## begin Task input
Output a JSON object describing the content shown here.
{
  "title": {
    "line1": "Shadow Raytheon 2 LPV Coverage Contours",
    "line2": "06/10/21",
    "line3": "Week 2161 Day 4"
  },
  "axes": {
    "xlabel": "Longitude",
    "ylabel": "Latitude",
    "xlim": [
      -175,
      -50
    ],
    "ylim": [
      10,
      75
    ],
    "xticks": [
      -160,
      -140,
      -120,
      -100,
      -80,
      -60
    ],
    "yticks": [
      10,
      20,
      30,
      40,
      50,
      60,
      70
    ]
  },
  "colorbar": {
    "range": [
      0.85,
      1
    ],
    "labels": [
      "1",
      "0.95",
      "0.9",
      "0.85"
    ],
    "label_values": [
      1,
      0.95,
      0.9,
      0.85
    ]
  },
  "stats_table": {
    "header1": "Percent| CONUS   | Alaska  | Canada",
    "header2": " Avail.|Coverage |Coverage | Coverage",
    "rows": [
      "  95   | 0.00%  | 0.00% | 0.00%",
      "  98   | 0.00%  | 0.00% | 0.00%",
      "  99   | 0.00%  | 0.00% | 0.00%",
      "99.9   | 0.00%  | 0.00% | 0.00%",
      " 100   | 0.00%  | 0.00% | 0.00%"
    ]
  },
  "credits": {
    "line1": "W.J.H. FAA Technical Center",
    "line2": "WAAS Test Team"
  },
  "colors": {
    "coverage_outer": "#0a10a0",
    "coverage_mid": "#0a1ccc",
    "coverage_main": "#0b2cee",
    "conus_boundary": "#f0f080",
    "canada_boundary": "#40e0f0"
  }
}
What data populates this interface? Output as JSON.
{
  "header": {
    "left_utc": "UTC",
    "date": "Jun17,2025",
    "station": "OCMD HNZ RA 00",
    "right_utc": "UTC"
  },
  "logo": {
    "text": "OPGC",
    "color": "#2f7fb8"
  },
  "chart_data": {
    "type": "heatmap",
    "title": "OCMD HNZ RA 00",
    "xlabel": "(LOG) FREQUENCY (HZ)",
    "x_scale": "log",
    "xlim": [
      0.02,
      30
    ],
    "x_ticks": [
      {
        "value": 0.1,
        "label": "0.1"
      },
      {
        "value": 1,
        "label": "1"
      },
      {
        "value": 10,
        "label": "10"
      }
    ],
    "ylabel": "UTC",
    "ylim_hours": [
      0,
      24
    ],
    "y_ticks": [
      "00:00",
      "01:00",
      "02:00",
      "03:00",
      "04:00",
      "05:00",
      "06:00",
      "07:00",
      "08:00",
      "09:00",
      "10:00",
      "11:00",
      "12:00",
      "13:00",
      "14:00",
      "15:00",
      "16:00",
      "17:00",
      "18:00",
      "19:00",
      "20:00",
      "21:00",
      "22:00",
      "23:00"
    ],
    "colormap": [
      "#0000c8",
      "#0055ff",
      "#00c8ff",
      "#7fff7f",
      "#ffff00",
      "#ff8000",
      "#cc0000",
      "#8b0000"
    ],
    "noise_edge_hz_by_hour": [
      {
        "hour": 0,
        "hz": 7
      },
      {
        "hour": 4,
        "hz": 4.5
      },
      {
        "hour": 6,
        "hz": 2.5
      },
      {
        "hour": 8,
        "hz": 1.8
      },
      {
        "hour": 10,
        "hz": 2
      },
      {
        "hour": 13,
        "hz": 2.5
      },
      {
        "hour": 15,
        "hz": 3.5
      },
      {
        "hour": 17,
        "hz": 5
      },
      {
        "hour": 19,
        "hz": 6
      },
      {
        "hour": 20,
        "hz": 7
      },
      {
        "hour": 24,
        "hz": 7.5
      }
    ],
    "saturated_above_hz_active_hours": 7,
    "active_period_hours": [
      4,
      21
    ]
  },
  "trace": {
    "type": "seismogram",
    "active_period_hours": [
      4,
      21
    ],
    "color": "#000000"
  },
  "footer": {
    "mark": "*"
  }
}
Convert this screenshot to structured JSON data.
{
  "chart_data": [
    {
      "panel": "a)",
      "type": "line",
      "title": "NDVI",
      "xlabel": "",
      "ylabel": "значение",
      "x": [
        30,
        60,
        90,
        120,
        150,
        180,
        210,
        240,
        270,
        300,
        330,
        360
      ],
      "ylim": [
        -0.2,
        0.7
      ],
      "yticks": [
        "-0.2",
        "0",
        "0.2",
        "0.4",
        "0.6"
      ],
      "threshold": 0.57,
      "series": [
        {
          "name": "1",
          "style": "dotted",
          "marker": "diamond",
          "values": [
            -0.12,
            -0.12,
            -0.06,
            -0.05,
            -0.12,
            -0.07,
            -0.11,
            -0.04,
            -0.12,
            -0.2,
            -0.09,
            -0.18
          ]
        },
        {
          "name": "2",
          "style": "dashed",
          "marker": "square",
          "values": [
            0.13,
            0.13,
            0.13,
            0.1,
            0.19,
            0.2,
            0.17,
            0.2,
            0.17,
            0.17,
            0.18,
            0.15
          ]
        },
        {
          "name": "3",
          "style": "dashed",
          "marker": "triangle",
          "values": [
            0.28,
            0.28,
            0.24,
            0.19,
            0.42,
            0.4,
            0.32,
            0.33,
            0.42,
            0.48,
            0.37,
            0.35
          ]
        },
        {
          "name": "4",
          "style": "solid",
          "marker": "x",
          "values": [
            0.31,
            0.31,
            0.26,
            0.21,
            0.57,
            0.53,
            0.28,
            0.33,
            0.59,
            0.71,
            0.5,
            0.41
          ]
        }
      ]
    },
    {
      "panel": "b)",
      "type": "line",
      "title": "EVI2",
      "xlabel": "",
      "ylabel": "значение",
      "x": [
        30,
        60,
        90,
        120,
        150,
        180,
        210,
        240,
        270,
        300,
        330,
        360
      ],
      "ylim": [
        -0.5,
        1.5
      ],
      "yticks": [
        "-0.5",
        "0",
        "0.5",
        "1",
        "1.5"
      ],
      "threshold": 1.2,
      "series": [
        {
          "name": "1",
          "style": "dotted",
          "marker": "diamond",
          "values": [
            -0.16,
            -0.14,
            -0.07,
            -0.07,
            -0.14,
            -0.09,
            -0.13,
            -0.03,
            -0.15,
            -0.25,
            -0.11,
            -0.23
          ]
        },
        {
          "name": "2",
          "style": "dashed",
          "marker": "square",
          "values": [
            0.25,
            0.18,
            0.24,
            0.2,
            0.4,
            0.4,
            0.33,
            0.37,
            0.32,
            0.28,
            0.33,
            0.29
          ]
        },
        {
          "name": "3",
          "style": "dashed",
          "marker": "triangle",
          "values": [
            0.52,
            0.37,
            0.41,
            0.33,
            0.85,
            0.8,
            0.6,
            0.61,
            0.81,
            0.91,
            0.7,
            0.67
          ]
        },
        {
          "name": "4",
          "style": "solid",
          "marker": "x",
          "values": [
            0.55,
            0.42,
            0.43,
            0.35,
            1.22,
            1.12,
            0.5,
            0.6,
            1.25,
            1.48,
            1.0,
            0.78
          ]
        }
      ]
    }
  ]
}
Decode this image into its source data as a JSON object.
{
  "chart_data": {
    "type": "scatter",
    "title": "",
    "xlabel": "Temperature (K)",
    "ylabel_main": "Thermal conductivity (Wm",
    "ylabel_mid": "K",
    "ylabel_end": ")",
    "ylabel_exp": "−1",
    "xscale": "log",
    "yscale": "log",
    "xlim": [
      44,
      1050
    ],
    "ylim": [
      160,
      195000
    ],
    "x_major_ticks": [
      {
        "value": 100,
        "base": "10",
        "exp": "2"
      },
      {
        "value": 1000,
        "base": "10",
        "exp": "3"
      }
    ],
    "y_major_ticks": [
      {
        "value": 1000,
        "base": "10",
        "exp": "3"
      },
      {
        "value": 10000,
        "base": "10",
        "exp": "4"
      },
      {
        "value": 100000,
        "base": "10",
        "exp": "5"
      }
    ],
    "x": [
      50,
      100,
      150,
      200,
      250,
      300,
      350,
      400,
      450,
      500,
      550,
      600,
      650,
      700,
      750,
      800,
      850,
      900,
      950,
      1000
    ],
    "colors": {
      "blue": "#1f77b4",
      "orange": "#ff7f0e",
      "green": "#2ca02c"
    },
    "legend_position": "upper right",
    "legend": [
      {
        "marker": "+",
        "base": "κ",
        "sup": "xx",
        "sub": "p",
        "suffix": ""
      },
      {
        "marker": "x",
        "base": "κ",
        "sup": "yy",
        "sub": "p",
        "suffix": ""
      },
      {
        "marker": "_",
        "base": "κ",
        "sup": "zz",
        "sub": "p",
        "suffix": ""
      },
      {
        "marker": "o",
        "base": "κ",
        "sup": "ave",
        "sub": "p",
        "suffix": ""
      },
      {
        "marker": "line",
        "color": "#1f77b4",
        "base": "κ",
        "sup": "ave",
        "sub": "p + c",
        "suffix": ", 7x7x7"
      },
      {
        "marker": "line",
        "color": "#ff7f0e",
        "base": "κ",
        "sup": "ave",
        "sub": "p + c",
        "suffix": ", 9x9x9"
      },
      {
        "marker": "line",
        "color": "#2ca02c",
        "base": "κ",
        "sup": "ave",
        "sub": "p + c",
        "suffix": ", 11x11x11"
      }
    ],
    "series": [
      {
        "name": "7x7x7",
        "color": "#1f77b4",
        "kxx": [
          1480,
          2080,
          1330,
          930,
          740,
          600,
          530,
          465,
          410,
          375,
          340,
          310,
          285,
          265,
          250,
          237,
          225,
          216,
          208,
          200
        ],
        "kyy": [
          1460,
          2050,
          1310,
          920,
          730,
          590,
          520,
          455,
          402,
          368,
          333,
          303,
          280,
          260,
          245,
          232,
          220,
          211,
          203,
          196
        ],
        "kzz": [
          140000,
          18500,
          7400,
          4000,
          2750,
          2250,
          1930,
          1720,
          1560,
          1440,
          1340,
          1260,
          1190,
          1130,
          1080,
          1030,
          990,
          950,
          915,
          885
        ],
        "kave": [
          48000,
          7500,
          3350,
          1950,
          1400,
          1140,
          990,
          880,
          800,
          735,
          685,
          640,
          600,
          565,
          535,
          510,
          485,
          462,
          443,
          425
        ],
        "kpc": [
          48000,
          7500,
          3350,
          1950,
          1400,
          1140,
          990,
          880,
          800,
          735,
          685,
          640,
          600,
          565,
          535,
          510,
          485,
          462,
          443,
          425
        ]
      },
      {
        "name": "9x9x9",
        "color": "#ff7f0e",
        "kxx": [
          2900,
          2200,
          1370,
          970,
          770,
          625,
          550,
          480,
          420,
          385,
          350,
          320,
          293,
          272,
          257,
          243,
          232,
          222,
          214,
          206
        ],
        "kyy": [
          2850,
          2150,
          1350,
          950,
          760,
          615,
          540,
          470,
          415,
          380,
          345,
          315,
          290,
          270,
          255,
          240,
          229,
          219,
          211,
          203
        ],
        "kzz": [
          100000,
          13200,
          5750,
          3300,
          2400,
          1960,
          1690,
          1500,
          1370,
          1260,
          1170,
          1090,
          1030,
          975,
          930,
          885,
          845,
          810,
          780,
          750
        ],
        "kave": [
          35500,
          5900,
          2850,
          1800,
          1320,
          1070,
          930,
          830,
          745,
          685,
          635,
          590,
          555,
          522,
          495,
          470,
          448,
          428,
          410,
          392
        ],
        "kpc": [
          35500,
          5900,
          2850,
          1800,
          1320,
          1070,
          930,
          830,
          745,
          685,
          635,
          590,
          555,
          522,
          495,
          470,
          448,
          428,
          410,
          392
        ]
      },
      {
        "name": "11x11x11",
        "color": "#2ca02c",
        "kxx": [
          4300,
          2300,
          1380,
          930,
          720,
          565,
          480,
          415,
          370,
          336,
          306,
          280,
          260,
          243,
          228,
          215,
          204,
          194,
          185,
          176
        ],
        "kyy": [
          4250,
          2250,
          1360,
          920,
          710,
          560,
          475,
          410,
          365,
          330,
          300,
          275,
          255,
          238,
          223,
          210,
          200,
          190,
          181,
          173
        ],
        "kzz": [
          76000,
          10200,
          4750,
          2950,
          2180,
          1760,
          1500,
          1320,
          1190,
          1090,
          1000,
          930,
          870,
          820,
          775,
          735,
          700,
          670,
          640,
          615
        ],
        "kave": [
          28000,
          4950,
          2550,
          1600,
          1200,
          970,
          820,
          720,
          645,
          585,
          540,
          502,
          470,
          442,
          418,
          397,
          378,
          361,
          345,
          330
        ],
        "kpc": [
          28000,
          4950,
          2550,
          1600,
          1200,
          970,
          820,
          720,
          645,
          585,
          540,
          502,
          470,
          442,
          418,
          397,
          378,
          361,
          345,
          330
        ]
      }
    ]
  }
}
## end Task input
**Exercise goal:**
Using the records above, copy each line that contains "this".

**Solution:**
What data populates this interface? Output as JSON.
Convert this screenshot to structured JSON data.
Decode this image into its source data as a JSON object.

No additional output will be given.